▶ Challenge:
In the entries that follow, find the word "JSON" and report each line it is on.

## begin

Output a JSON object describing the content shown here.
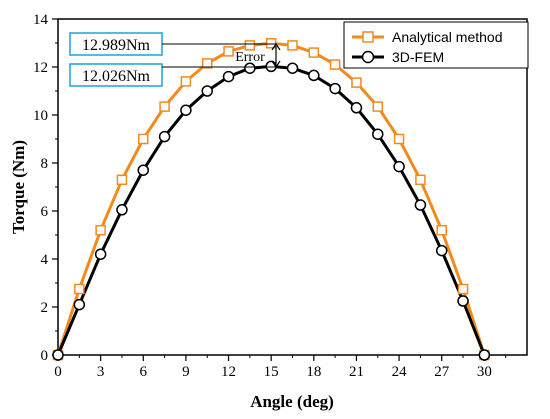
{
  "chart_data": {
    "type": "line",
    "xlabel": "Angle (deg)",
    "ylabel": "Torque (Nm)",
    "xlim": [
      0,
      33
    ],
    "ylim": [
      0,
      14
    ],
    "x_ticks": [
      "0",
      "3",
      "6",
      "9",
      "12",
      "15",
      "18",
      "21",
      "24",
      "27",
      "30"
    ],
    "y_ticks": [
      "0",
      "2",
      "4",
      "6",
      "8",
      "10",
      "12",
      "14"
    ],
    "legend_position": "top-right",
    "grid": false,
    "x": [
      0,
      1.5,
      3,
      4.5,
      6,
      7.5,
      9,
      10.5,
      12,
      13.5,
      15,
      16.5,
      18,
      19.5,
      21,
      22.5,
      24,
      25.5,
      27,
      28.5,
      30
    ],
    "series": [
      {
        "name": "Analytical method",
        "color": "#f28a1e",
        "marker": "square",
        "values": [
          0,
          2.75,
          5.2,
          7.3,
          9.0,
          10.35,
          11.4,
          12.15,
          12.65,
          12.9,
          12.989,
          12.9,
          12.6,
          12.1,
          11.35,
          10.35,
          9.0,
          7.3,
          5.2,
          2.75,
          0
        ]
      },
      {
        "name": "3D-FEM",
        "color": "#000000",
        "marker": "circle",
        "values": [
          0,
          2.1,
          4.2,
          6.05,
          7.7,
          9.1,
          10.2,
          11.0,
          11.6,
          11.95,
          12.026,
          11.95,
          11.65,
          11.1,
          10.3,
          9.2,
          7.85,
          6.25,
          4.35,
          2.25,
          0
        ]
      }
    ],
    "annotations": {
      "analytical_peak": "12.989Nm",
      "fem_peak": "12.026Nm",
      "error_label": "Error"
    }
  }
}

## end
## begin

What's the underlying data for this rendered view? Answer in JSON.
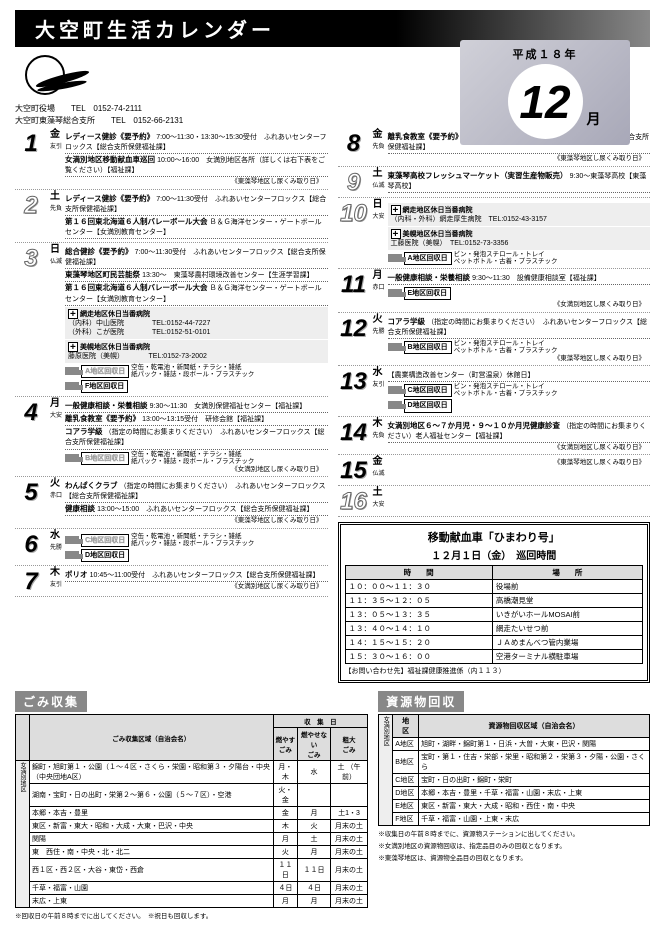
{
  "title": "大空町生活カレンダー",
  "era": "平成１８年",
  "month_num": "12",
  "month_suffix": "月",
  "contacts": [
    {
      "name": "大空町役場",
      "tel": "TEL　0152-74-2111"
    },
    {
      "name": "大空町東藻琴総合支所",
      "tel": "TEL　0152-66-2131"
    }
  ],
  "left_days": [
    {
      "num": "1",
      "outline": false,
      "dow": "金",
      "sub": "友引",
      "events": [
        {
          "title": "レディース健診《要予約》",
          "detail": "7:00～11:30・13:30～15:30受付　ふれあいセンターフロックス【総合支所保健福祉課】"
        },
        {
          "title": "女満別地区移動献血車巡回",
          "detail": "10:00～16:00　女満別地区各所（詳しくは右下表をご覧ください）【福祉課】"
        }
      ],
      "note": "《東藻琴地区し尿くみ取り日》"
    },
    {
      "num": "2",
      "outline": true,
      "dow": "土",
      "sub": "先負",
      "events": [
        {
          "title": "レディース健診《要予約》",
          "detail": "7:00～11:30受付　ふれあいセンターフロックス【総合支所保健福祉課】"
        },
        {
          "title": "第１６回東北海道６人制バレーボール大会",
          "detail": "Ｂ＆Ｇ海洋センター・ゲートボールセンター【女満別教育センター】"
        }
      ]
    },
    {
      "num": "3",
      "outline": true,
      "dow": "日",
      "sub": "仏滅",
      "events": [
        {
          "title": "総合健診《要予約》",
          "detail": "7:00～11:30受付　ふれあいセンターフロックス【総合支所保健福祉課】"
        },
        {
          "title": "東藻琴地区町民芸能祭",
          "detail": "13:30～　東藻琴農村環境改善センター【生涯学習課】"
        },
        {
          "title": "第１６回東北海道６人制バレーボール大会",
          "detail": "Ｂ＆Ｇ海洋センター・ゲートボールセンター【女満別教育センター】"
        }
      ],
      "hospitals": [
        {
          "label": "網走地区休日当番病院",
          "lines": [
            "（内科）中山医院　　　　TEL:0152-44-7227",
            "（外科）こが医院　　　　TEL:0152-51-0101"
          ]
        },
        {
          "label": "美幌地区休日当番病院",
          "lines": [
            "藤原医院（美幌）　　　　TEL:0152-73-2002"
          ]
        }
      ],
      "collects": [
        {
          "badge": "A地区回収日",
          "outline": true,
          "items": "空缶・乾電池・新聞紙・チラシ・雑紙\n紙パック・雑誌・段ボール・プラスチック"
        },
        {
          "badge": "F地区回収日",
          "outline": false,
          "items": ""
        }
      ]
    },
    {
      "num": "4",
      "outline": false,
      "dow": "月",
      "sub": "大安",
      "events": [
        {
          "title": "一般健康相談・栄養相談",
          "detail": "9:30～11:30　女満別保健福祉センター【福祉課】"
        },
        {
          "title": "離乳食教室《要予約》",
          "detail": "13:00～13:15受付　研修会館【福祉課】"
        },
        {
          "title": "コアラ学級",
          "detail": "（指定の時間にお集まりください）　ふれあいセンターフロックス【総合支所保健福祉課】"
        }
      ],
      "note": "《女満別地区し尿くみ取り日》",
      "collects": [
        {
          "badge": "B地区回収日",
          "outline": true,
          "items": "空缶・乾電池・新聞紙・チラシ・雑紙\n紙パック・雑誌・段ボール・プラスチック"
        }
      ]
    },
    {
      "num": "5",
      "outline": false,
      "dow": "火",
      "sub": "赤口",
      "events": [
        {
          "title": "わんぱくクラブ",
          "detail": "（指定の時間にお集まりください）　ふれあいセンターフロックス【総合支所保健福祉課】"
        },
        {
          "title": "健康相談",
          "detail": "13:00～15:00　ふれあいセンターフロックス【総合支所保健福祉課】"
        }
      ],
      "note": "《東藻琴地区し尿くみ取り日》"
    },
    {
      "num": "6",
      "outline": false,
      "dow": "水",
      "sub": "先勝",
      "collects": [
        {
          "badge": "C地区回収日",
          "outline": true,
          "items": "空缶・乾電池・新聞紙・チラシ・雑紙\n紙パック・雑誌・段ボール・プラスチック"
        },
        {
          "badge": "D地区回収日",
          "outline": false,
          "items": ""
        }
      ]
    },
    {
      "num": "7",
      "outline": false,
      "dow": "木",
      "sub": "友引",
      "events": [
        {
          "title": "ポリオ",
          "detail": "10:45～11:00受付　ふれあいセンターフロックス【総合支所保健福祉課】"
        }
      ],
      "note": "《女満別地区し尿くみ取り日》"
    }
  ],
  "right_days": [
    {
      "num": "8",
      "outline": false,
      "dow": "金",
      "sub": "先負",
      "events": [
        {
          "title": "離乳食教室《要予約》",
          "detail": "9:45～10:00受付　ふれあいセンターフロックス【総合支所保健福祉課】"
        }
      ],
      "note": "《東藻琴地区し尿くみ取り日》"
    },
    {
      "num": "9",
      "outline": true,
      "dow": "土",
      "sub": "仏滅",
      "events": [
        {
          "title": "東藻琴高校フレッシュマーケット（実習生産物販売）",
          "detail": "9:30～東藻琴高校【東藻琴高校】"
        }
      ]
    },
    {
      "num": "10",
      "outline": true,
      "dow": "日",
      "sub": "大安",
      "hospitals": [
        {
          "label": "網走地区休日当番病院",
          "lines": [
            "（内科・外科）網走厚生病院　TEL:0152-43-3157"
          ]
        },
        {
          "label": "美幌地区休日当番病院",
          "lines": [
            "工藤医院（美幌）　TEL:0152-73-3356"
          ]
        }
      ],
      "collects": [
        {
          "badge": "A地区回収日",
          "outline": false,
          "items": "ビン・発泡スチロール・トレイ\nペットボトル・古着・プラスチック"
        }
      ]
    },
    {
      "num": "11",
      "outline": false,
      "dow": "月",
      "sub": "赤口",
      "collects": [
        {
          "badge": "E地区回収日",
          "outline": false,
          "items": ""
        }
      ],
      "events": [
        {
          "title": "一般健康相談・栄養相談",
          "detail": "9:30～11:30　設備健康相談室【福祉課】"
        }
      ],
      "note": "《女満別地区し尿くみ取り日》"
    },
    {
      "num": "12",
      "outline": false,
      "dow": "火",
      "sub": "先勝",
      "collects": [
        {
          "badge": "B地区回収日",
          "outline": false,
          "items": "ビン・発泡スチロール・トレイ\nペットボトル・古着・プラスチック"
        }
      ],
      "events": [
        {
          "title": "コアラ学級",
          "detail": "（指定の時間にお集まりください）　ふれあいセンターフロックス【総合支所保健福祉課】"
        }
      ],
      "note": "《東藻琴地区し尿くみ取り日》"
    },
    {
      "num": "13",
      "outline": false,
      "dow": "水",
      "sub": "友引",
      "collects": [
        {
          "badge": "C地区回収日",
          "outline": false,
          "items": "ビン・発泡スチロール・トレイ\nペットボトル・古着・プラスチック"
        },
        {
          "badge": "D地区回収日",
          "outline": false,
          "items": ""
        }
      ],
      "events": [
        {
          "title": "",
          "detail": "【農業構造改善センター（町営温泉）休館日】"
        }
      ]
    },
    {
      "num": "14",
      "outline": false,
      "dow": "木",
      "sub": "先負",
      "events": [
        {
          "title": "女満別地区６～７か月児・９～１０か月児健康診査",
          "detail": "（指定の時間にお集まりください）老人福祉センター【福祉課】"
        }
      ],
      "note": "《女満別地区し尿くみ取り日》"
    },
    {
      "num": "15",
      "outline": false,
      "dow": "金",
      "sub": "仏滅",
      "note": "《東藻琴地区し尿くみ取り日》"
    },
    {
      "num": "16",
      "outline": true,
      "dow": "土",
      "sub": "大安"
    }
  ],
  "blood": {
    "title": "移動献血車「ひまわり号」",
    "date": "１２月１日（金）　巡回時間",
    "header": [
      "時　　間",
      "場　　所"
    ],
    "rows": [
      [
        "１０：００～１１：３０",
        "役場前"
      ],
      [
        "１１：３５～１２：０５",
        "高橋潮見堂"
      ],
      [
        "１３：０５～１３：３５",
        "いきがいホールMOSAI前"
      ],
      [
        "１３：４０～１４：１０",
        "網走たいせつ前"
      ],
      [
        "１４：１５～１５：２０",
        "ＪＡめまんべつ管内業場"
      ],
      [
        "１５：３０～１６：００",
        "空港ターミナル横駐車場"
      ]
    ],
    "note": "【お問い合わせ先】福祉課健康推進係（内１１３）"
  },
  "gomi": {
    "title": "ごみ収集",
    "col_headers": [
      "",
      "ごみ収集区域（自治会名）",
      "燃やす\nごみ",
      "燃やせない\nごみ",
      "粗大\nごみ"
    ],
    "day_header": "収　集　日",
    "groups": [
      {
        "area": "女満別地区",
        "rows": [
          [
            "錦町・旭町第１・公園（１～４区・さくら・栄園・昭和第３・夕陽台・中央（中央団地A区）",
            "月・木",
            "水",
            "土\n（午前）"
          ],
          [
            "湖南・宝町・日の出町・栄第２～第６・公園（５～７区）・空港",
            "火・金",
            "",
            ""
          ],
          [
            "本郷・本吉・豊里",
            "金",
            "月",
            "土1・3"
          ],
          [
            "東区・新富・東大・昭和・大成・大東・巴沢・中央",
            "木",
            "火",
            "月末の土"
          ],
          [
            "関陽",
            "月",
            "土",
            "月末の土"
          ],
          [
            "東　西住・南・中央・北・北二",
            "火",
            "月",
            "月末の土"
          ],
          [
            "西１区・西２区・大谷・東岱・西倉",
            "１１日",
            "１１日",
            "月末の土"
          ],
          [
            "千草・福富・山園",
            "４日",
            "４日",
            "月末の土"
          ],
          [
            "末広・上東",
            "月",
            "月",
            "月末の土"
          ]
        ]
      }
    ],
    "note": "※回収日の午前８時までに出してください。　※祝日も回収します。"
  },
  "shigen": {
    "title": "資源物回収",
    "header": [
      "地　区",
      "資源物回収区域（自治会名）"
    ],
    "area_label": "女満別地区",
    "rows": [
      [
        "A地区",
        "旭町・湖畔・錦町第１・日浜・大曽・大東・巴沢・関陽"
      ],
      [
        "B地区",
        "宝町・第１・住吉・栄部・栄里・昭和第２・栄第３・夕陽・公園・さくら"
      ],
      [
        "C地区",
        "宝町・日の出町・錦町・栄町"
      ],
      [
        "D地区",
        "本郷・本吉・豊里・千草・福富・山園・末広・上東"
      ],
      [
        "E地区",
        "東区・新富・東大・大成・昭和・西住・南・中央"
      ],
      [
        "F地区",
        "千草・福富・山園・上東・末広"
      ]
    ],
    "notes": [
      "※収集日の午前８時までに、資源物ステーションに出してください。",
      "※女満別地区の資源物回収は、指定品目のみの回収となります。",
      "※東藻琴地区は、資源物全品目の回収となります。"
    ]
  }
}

## end

▶ The solution:
Output a JSON object describing the content shown here.
What's the underlying data for this rendered view? Answer in JSON.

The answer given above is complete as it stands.